▶ **WHAT YOU SHOULD DO**
Find each line with the string "halkının" and report it.

▶ **DATA TO PROCESS**
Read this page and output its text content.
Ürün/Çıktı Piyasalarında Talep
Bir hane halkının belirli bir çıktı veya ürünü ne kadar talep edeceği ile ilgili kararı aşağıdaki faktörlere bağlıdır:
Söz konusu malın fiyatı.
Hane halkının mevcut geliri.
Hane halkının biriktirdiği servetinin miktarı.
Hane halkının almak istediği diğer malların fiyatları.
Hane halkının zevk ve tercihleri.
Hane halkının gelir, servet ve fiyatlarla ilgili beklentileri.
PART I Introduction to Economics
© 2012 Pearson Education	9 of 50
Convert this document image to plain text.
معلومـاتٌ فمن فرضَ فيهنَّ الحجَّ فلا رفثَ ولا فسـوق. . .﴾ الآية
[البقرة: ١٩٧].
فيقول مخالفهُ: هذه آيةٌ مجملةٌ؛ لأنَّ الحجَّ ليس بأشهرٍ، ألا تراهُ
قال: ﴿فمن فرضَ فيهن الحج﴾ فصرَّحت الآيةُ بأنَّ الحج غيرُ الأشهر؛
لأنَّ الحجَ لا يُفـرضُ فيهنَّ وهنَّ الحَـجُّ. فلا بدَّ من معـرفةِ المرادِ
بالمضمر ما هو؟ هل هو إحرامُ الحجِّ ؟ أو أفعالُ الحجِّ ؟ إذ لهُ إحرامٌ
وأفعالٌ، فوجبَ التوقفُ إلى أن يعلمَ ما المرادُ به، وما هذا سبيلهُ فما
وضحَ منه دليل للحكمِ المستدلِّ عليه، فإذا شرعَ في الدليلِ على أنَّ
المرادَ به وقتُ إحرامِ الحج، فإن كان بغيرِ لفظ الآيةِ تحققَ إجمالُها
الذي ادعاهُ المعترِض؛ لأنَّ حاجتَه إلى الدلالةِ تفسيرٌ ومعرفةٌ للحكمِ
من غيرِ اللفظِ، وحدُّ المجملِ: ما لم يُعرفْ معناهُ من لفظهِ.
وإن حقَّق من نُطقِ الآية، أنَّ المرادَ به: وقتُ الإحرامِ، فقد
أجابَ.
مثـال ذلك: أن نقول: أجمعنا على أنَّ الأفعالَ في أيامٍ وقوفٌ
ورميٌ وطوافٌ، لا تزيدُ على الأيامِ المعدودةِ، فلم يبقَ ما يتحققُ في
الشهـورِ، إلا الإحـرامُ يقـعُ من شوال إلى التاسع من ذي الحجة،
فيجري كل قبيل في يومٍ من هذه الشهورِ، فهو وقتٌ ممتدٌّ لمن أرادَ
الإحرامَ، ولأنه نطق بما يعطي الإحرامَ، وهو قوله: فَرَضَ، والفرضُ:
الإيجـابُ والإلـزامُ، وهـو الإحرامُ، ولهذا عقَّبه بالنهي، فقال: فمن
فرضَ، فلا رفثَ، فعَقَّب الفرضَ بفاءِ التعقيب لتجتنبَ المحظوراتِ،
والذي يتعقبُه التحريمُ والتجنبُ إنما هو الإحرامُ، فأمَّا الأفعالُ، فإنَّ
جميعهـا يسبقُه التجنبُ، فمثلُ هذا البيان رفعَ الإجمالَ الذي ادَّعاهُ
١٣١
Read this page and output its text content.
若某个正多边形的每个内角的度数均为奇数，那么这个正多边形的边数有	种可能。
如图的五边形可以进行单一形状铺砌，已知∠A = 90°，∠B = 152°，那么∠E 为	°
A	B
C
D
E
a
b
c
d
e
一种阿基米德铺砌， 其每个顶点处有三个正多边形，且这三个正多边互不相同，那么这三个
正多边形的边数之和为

▶ **PROBLEM SOLUTION**
Bir hane halkının belirli bir çıktı veya ürünü ne kadar talep edeceği ile ilgili kararı aşağıdaki faktörlere bağlıdır:
Hane halkının mevcut geliri.
Hane halkının biriktirdiği servetinin miktarı.
Hane halkının almak istediği diğer malların fiyatları.
Hane halkının zevk ve tercihleri.
Hane halkının gelir, servet ve fiyatlarla ilgili beklentileri.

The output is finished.